From the data that follows, copy every line holding the string "ylabel".

Data extracted from a collection
....................

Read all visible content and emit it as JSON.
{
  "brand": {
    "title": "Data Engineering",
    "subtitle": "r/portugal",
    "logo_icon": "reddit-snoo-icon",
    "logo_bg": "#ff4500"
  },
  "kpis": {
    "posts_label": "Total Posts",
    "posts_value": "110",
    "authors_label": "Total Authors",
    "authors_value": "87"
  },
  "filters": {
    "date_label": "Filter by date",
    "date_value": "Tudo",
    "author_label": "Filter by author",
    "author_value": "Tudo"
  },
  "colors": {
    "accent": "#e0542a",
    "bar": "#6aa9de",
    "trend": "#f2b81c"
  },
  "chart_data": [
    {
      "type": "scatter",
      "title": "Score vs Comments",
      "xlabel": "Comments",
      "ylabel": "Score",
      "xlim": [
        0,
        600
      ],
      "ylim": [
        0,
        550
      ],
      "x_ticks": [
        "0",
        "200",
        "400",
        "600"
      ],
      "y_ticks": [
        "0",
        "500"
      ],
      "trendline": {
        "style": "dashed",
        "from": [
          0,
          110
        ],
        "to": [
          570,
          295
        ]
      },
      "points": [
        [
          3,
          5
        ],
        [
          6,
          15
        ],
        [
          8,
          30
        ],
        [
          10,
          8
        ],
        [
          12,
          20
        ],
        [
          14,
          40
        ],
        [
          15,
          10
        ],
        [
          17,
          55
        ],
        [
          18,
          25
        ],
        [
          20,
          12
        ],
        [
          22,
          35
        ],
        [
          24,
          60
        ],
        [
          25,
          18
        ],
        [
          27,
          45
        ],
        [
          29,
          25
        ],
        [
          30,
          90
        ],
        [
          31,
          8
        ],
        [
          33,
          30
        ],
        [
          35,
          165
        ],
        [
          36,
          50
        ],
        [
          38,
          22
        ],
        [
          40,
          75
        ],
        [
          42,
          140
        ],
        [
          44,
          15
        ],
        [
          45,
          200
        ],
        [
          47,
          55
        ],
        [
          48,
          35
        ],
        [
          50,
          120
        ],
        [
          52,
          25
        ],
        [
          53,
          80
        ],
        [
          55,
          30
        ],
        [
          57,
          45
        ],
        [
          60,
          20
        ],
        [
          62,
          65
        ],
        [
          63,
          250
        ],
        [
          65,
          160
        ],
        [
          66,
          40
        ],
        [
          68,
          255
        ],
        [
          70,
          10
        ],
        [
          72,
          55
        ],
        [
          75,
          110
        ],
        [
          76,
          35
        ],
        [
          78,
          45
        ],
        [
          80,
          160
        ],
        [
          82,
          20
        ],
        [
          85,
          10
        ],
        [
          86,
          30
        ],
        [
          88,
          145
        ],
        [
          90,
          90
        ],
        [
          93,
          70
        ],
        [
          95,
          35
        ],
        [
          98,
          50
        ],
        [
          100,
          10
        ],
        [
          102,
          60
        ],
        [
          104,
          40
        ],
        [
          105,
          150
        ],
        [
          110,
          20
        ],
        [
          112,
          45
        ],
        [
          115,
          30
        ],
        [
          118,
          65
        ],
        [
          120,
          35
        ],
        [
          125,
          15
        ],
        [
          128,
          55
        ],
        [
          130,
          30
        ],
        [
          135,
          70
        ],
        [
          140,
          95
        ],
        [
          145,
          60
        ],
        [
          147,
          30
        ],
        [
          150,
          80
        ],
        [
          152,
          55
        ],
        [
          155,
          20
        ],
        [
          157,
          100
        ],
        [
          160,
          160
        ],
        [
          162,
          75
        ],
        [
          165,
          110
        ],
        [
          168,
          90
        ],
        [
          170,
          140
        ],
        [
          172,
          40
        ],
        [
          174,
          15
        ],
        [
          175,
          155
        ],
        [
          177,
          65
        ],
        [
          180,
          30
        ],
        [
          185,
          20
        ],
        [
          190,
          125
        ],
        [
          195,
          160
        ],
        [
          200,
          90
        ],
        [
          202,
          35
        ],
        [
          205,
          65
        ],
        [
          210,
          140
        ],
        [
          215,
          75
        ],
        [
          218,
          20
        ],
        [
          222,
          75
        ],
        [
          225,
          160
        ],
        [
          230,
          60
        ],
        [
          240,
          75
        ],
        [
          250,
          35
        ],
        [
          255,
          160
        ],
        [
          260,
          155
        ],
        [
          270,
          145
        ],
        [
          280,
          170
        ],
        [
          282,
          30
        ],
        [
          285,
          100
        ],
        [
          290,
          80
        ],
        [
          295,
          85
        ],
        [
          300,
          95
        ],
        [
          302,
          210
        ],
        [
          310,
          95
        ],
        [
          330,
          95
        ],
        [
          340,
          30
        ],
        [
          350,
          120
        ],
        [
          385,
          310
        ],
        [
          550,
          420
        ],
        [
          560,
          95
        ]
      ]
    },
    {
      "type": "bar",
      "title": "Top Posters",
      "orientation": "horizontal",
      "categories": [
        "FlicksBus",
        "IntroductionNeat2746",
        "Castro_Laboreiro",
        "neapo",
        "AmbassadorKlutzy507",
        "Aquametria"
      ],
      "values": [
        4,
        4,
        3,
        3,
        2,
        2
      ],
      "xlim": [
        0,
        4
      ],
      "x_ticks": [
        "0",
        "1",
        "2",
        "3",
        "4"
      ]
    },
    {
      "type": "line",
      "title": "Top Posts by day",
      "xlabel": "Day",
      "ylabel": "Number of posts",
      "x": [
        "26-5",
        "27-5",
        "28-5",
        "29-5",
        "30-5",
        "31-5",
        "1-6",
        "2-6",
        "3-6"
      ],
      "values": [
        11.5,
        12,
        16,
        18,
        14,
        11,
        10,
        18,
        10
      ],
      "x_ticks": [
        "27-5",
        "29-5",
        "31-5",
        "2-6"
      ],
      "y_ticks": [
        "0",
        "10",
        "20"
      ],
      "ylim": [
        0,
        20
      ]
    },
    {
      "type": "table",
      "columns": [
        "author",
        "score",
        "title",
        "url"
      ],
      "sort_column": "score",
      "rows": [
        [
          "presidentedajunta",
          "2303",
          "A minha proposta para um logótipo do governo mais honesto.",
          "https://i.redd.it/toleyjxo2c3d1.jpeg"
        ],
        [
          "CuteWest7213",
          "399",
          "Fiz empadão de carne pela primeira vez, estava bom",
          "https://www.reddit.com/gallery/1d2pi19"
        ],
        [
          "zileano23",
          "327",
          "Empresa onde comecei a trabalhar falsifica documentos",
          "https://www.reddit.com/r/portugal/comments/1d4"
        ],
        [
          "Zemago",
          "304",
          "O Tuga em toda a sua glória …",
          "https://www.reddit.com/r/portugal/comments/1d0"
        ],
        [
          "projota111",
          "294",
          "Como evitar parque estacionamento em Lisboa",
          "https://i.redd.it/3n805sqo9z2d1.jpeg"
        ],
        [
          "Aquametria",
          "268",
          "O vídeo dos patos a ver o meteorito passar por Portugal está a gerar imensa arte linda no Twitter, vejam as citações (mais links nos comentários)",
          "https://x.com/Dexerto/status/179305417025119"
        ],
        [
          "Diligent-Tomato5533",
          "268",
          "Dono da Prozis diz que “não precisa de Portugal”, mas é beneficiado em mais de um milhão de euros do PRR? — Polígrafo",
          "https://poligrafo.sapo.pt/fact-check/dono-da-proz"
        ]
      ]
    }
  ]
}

....................

**EXPECTED ANSWER:**
      "ylabel": "Score",
      "ylabel": "Number of posts",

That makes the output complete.